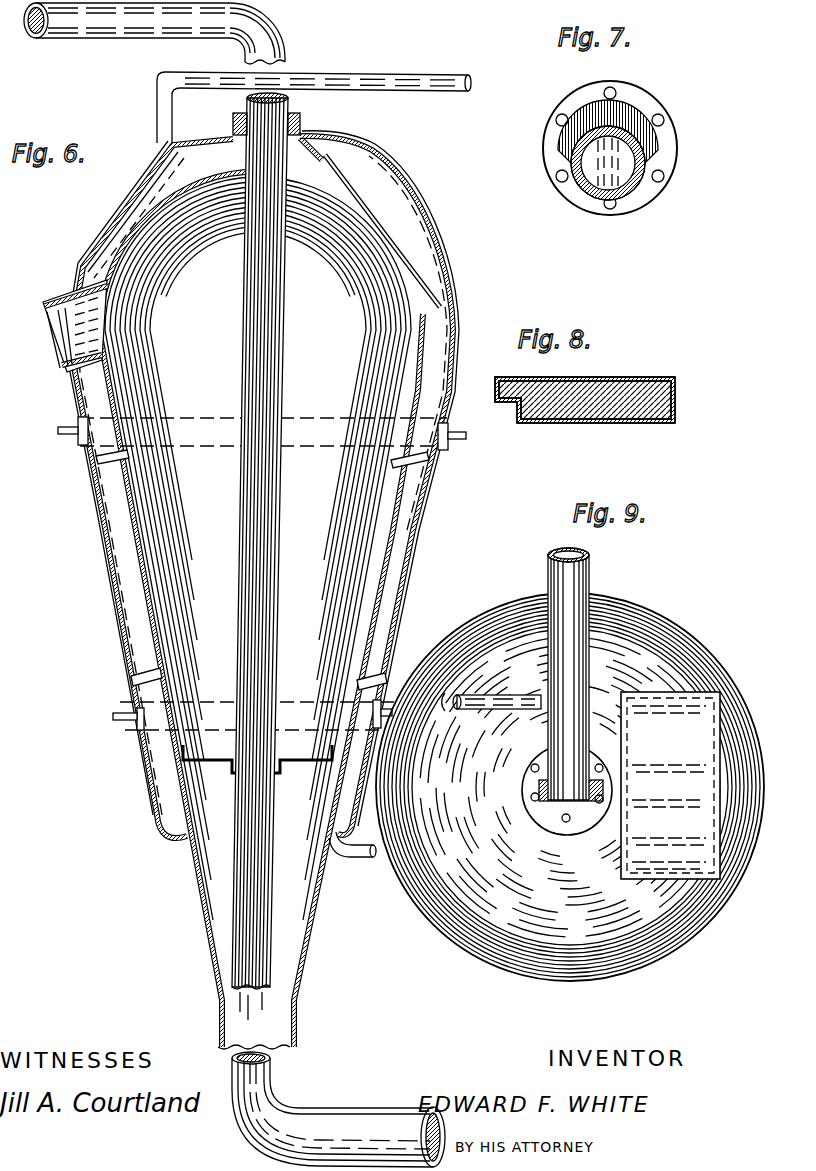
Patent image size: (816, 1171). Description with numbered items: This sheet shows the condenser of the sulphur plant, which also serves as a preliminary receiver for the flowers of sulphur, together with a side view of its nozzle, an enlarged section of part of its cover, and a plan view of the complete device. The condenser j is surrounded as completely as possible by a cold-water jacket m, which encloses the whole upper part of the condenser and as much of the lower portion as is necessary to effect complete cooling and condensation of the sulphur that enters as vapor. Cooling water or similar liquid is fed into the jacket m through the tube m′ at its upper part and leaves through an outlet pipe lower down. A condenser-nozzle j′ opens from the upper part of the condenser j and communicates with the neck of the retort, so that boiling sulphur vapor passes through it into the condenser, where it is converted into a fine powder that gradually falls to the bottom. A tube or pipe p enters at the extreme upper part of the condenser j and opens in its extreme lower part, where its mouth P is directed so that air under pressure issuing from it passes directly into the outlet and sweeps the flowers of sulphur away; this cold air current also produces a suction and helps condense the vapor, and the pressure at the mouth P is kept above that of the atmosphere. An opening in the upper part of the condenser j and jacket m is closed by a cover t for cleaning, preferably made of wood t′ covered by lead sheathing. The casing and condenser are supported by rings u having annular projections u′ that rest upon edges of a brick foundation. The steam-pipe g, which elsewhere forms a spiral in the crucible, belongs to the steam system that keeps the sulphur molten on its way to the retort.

In FIG. 6, the tube or pipe p is at (164, 496).
In FIG. 9, the tube or pipe p is at (592, 668).
In FIG. 6, the tube m′ is at (314, 107).
In FIG. 9, the tube m′ is at (491, 722).
In FIG. 6, the condenser-nozzle j′ is at (52, 300).
In FIG. 7, the condenser-nozzle j′ is at (578, 150).
In FIG. 6, the cover t is at (377, 237).
In FIG. 8, the cover t is at (585, 413).
In FIG. 9, the cover t is at (670, 785).
In FIG. 6, the condenser j is at (261, 609).
In FIG. 6, the rings u is at (122, 692).
In FIG. 6, the annular projections u′ is at (108, 733).
In FIG. 6, the cold-water jacket m is at (120, 612).
In FIG. 9, the cold-water jacket m is at (570, 787).
In FIG. 6, the mouth P is at (254, 1020).
In FIG. 6, the exit steam-pipe g is at (338, 1109).
In FIG. 8, the wood t′ is at (671, 394).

--- --- ---

What you should do —
Format every line of the listing above as a JSON array of strings, one string per line, omitting blank lines and leaving out the picture.

Right answer —
[
  "Patent image size: (816, 1171). Description with numbered items: This sheet shows the condenser of the sulphur plant, which also serves as a preliminary receiver for the flowers of sulphur, together with a side view of its nozzle, an enlarged section of part of its cover, and a plan view of the complete device. The condenser j is surrounded as completely as possible by a cold-water jacket m, which encloses the whole upper part of the condenser and as much of the lower portion as is necessary to effect complete cooling and condensation of the sulphur that enters as vapor. Cooling water or similar liquid is fed into the jacket m through the tube m′ at its upper part and leaves through an outlet pipe lower down. A condenser-nozzle j′ opens from the upper part of the condenser j and communicates with the neck of the retort, so that boiling sulphur vapor passes through it into the condenser, where it is converted into a fine powder that gradually falls to the bottom. A tube or pipe p enters at the extreme upper part of the condenser j and opens in its extreme lower part, where its mouth P is directed so that air under pressure issuing from it passes directly into the outlet and sweeps the flowers of sulphur away; this cold air current also produces a suction and helps condense the vapor, and the pressure at the mouth P is kept above that of the atmosphere. An opening in the upper part of the condenser j and jacket m is closed by a cover t for cleaning, preferably made of wood t′ covered by lead sheathing. The casing and condenser are supported by rings u having annular projections u′ that rest upon edges of a brick foundation. The steam-pipe g, which elsewhere forms a spiral in the crucible, belongs to the steam system that keeps the sulphur molten on its way to the retort.",
  "In FIG. 6, the tube or pipe p is at (164, 496).",
  "In FIG. 9, the tube or pipe p is at (592, 668).",
  "In FIG. 6, the tube m′ is at (314, 107).",
  "In FIG. 9, the tube m′ is at (491, 722).",
  "In FIG. 6, the condenser-nozzle j′ is at (52, 300).",
  "In FIG. 7, the condenser-nozzle j′ is at (578, 150).",
  "In FIG. 6, the cover t is at (377, 237).",
  "In FIG. 8, the cover t is at (585, 413).",
  "In FIG. 9, the cover t is at (670, 785).",
  "In FIG. 6, the condenser j is at (261, 609).",
  "In FIG. 6, the rings u is at (122, 692).",
  "In FIG. 6, the annular projections u′ is at (108, 733).",
  "In FIG. 6, the cold-water jacket m is at (120, 612).",
  "In FIG. 9, the cold-water jacket m is at (570, 787).",
  "In FIG. 6, the mouth P is at (254, 1020).",
  "In FIG. 6, the exit steam-pipe g is at (338, 1109).",
  "In FIG. 8, the wood t′ is at (671, 394)."
]